Objective
Each line that holds the word "động" counts once. Give the total number of such lines and nothing else.

Supplied entries
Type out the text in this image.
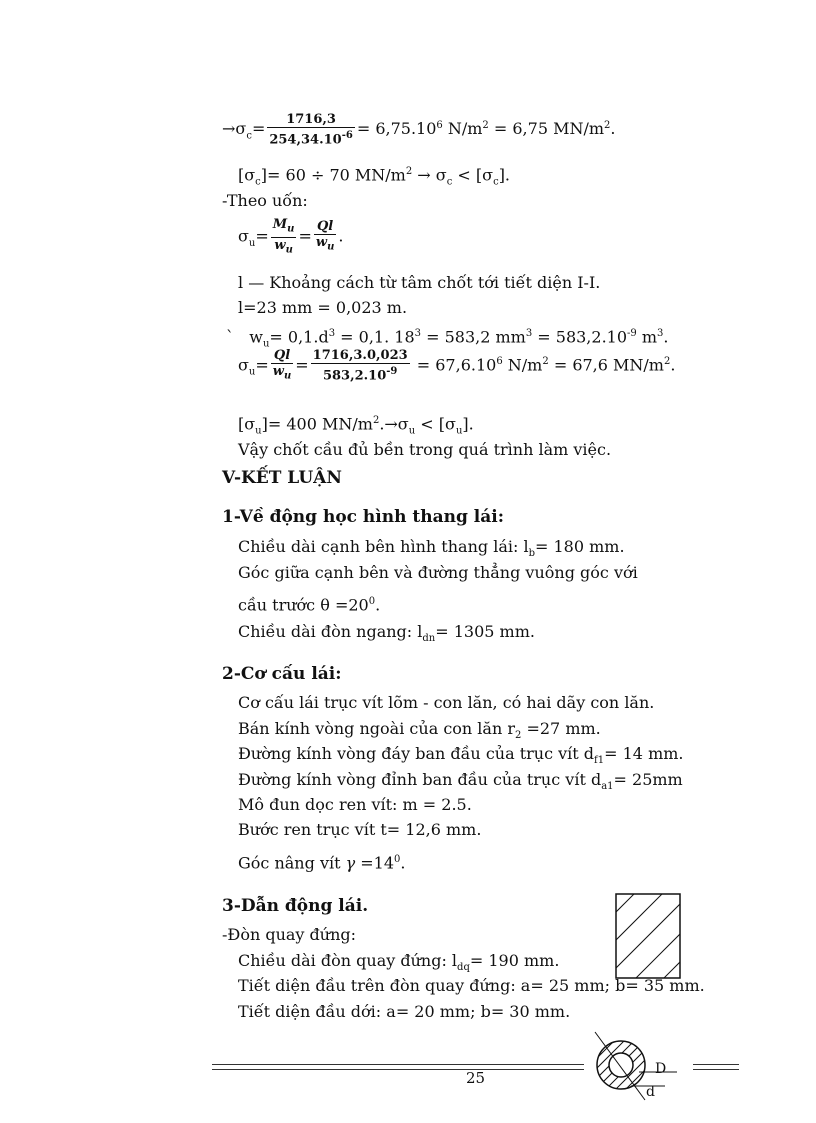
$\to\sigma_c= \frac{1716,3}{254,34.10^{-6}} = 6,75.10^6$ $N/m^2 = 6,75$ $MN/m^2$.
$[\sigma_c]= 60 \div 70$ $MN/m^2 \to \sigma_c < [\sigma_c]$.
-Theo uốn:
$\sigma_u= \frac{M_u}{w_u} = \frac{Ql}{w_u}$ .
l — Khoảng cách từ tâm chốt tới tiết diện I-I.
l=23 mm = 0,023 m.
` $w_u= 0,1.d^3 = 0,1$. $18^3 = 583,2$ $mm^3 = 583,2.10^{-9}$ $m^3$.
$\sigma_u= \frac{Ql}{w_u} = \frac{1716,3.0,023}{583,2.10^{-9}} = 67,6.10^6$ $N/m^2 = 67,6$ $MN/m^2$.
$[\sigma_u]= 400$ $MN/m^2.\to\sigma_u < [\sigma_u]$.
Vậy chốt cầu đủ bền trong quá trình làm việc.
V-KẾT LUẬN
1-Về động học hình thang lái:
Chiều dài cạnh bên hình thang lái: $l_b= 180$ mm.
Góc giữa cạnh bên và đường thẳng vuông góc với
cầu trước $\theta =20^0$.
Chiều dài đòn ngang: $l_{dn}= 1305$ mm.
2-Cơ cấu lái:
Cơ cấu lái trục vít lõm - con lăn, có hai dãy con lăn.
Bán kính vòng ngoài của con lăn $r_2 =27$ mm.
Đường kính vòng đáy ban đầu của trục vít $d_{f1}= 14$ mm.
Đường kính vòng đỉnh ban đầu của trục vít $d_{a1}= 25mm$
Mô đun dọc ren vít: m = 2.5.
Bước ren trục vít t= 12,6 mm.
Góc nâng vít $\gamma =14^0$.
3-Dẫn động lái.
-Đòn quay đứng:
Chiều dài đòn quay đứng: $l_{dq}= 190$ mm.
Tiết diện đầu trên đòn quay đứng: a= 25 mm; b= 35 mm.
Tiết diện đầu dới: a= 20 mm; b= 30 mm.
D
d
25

Solved problem
2